--- START ---
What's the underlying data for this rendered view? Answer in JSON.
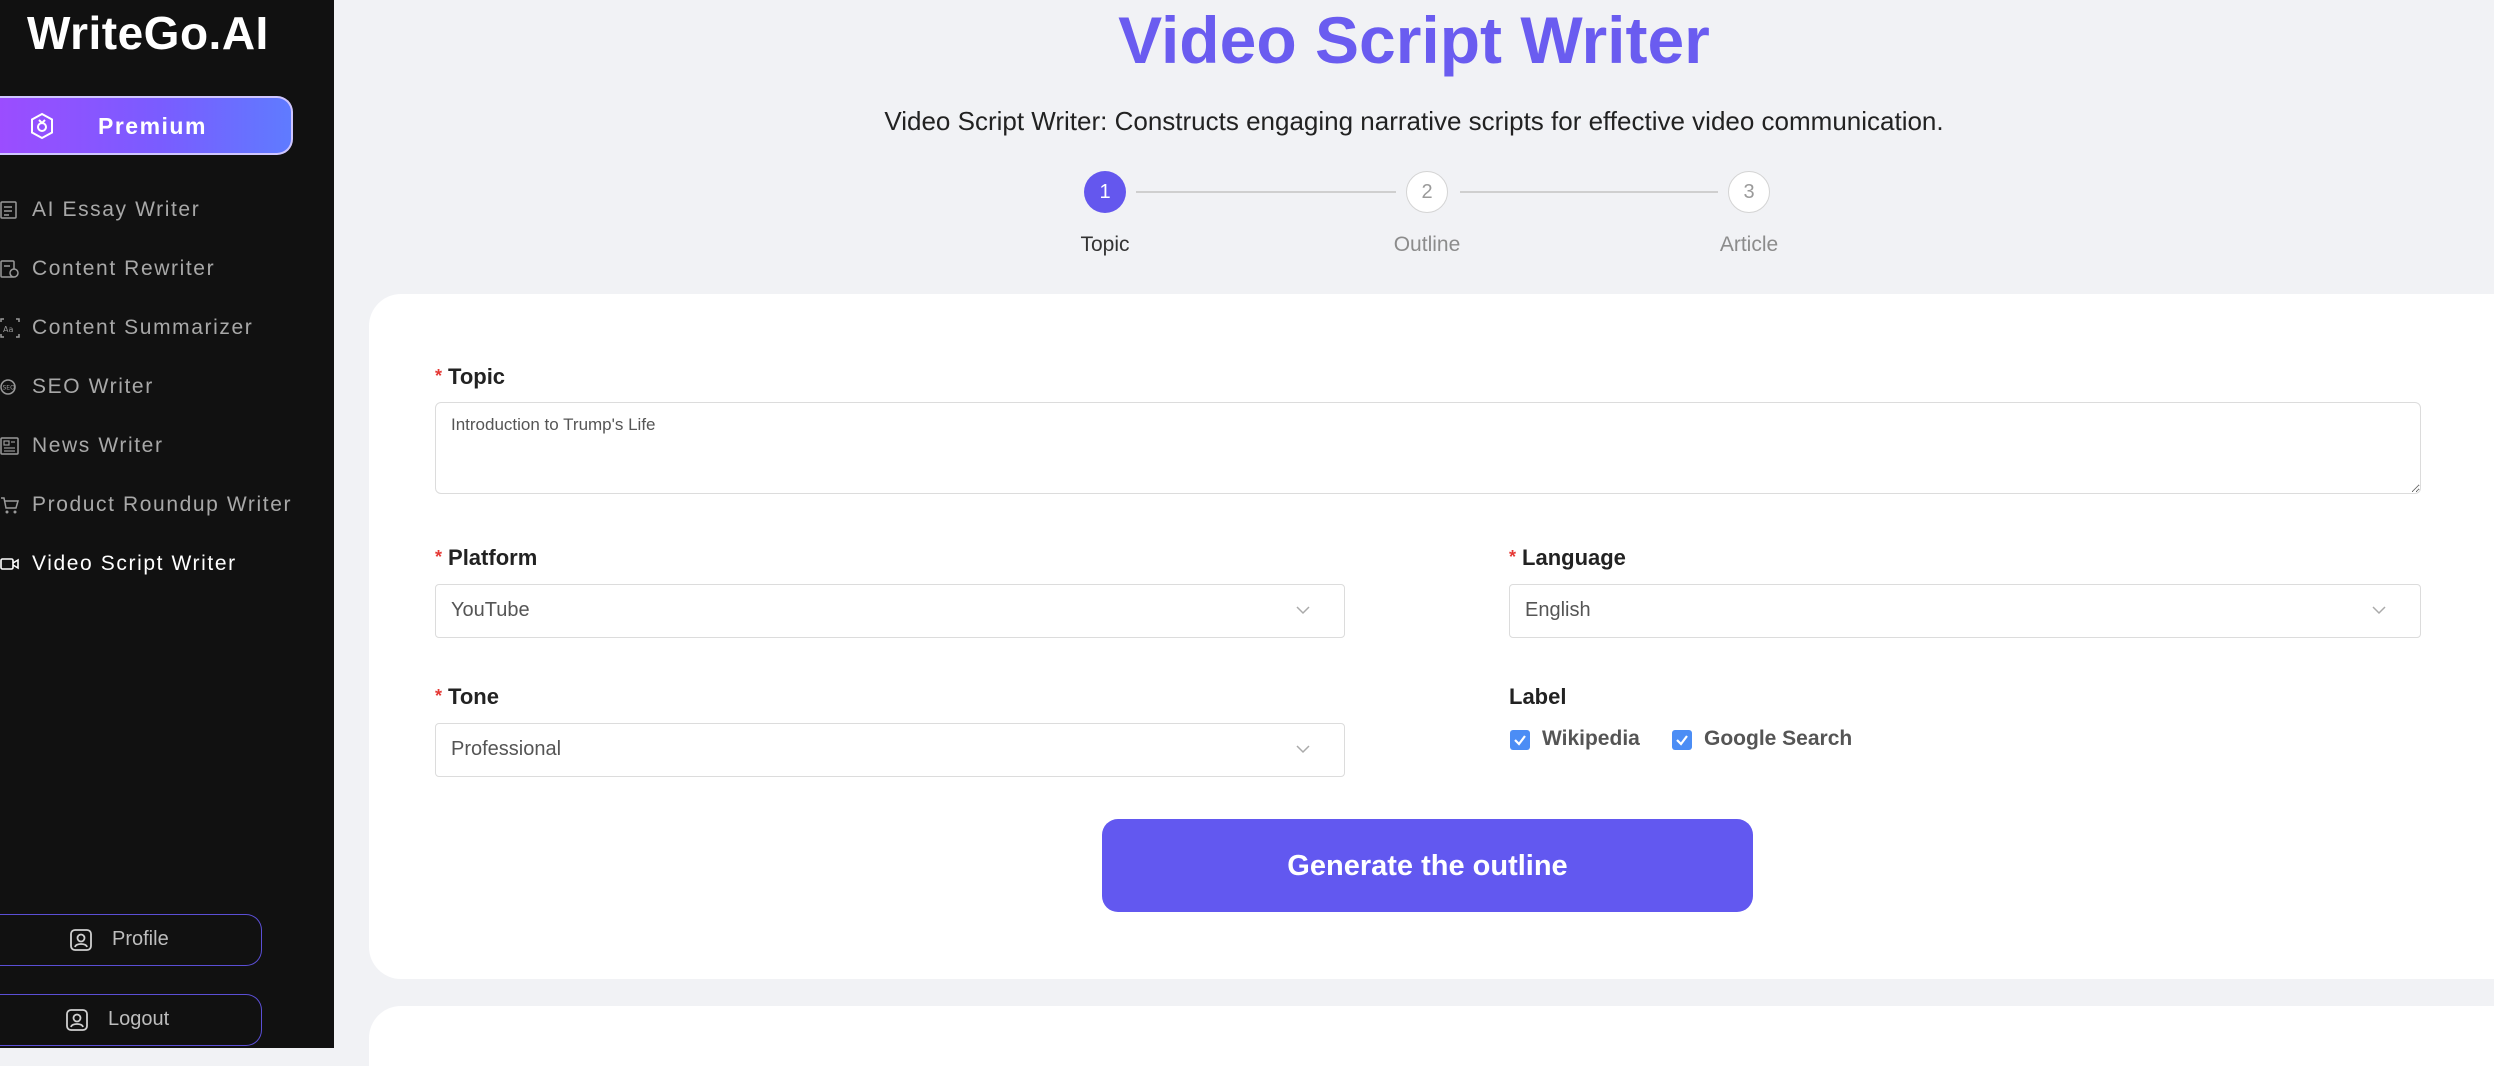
{
  "brand": "WriteGo.AI",
  "premium_label": "Premium",
  "nav": [
    {
      "label": "AI Essay Writer",
      "icon": "essay-icon"
    },
    {
      "label": "Content Rewriter",
      "icon": "rewrite-icon"
    },
    {
      "label": "Content Summarizer",
      "icon": "summarize-icon"
    },
    {
      "label": "SEO Writer",
      "icon": "seo-icon"
    },
    {
      "label": "News Writer",
      "icon": "news-icon"
    },
    {
      "label": "Product Roundup Writer",
      "icon": "cart-icon"
    },
    {
      "label": "Video Script Writer",
      "icon": "video-icon",
      "active": true
    }
  ],
  "profile_label": "Profile",
  "logout_label": "Logout",
  "page": {
    "title": "Video Script Writer",
    "subtitle": "Video Script Writer: Constructs engaging narrative scripts for effective video communication."
  },
  "steps": [
    {
      "number": "1",
      "label": "Topic",
      "active": true
    },
    {
      "number": "2",
      "label": "Outline",
      "active": false
    },
    {
      "number": "3",
      "label": "Article",
      "active": false
    }
  ],
  "form": {
    "topic_label": "Topic",
    "topic_value": "Introduction to Trump's Life",
    "platform_label": "Platform",
    "platform_value": "YouTube",
    "language_label": "Language",
    "language_value": "English",
    "tone_label": "Tone",
    "tone_value": "Professional",
    "label_heading": "Label",
    "checkboxes": [
      {
        "label": "Wikipedia",
        "checked": true
      },
      {
        "label": "Google Search",
        "checked": true
      }
    ],
    "generate_label": "Generate the outline"
  },
  "colors": {
    "accent": "#6457ee",
    "sidebar_bg": "#111111",
    "required": "#e53935",
    "checkbox": "#4b8df5"
  }
}
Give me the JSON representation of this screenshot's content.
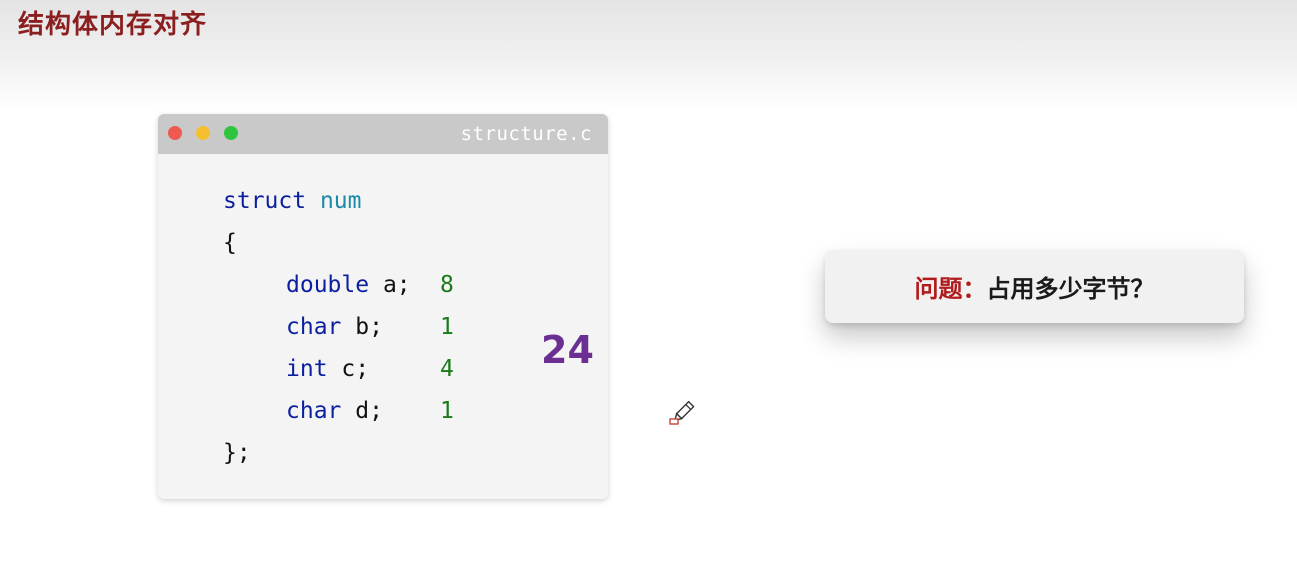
{
  "slide": {
    "title": "结构体内存对齐"
  },
  "code_window": {
    "filename": "structure.c",
    "lines": {
      "l1_kw": "struct",
      "l1_name": "num",
      "l2": "{",
      "l3_kw": "double",
      "l3_rest": " a;",
      "l3_size": "8",
      "l4_kw": "char",
      "l4_rest": " b;",
      "l4_size": "1",
      "l5_kw": "int",
      "l5_rest": " c;",
      "l5_size": "4",
      "l6_kw": "char",
      "l6_rest": " d;",
      "l6_size": "1",
      "l7": "};"
    },
    "total_size": "24"
  },
  "question": {
    "label": "问题：",
    "text": "占用多少字节？"
  },
  "colors": {
    "title": "#8b1f1f",
    "keyword": "#0b1fa0",
    "identifier": "#1a8aa8",
    "size_number": "#1a7a1a",
    "total": "#6b2f92",
    "question_label": "#b01b1b"
  },
  "icons": {
    "cursor": "pen-cursor-icon",
    "window_controls": [
      "close-dot-icon",
      "minimize-dot-icon",
      "maximize-dot-icon"
    ]
  }
}
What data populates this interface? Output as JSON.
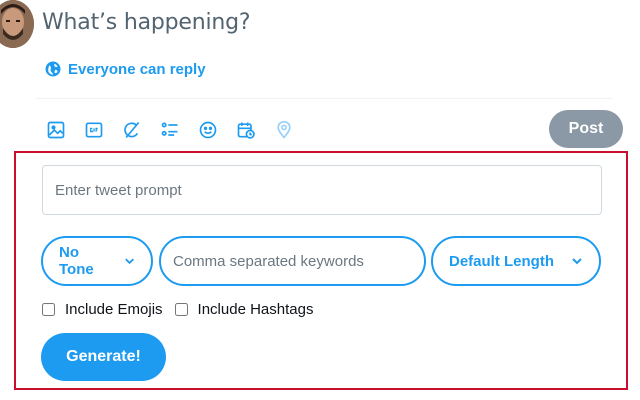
{
  "compose": {
    "placeholder": "What’s happening?"
  },
  "reply_setting": {
    "label": "Everyone can reply"
  },
  "toolbar": {
    "icons": [
      "image-icon",
      "gif-icon",
      "grok-icon",
      "poll-icon",
      "emoji-icon",
      "schedule-icon",
      "location-icon"
    ],
    "post_label": "Post"
  },
  "extension": {
    "prompt_placeholder": "Enter tweet prompt",
    "tone_selected": "No Tone",
    "keywords_placeholder": "Comma separated keywords",
    "length_selected": "Default Length",
    "include_emojis_label": "Include Emojis",
    "include_hashtags_label": "Include Hashtags",
    "generate_label": "Generate!"
  },
  "colors": {
    "accent": "#1d9bf0",
    "post_disabled": "#8b98a5",
    "panel_border": "#c8102e"
  }
}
--- END ---
_YOUR GOAL:_ From the listing, extract all text exactly as given and drop any picture.

_EXERCISE ANSWER:_
What's the underlying data for this rendered view? Answer in JSON.
{
  "brand": "WriteGo.AI",
  "premium_label": "Premium",
  "nav": [
    {
      "label": "AI Essay Writer",
      "icon": "essay-icon"
    },
    {
      "label": "Content Rewriter",
      "icon": "rewrite-icon"
    },
    {
      "label": "Content Summarizer",
      "icon": "summarize-icon"
    },
    {
      "label": "SEO Writer",
      "icon": "seo-icon"
    },
    {
      "label": "News Writer",
      "icon": "news-icon"
    },
    {
      "label": "Product Roundup Writer",
      "icon": "cart-icon"
    },
    {
      "label": "Video Script Writer",
      "icon": "video-icon",
      "active": true
    }
  ],
  "profile_label": "Profile",
  "logout_label": "Logout",
  "page": {
    "title": "Video Script Writer",
    "subtitle": "Video Script Writer: Constructs engaging narrative scripts for effective video communication."
  },
  "steps": [
    {
      "number": "1",
      "label": "Topic",
      "active": true
    },
    {
      "number": "2",
      "label": "Outline",
      "active": false
    },
    {
      "number": "3",
      "label": "Article",
      "active": false
    }
  ],
  "form": {
    "topic_label": "Topic",
    "topic_value": "Introduction to Trump's Life",
    "platform_label": "Platform",
    "platform_value": "YouTube",
    "language_label": "Language",
    "language_value": "English",
    "tone_label": "Tone",
    "tone_value": "Professional",
    "label_heading": "Label",
    "checkboxes": [
      {
        "label": "Wikipedia",
        "checked": true
      },
      {
        "label": "Google Search",
        "checked": true
      }
    ],
    "generate_label": "Generate the outline"
  },
  "colors": {
    "accent": "#6457ee",
    "sidebar_bg": "#111111",
    "required": "#e53935",
    "checkbox": "#4b8df5"
  }
}
Give me the JSON representation of this screenshot's content.
{
  "slide": {
    "title": "结构体内存对齐"
  },
  "code_window": {
    "filename": "structure.c",
    "lines": {
      "l1_kw": "struct",
      "l1_name": "num",
      "l2": "{",
      "l3_kw": "double",
      "l3_rest": " a;",
      "l3_size": "8",
      "l4_kw": "char",
      "l4_rest": " b;",
      "l4_size": "1",
      "l5_kw": "int",
      "l5_rest": " c;",
      "l5_size": "4",
      "l6_kw": "char",
      "l6_rest": " d;",
      "l6_size": "1",
      "l7": "};"
    },
    "total_size": "24"
  },
  "question": {
    "label": "问题：",
    "text": "占用多少字节？"
  },
  "colors": {
    "title": "#8b1f1f",
    "keyword": "#0b1fa0",
    "identifier": "#1a8aa8",
    "size_number": "#1a7a1a",
    "total": "#6b2f92",
    "question_label": "#b01b1b"
  },
  "icons": {
    "cursor": "pen-cursor-icon",
    "window_controls": [
      "close-dot-icon",
      "minimize-dot-icon",
      "maximize-dot-icon"
    ]
  }
}
What data populates this interface? Output as JSON.
{
  "compose": {
    "placeholder": "What’s happening?"
  },
  "reply_setting": {
    "label": "Everyone can reply"
  },
  "toolbar": {
    "icons": [
      "image-icon",
      "gif-icon",
      "grok-icon",
      "poll-icon",
      "emoji-icon",
      "schedule-icon",
      "location-icon"
    ],
    "post_label": "Post"
  },
  "extension": {
    "prompt_placeholder": "Enter tweet prompt",
    "tone_selected": "No Tone",
    "keywords_placeholder": "Comma separated keywords",
    "length_selected": "Default Length",
    "include_emojis_label": "Include Emojis",
    "include_hashtags_label": "Include Hashtags",
    "generate_label": "Generate!"
  },
  "colors": {
    "accent": "#1d9bf0",
    "post_disabled": "#8b98a5",
    "panel_border": "#c8102e"
  }
}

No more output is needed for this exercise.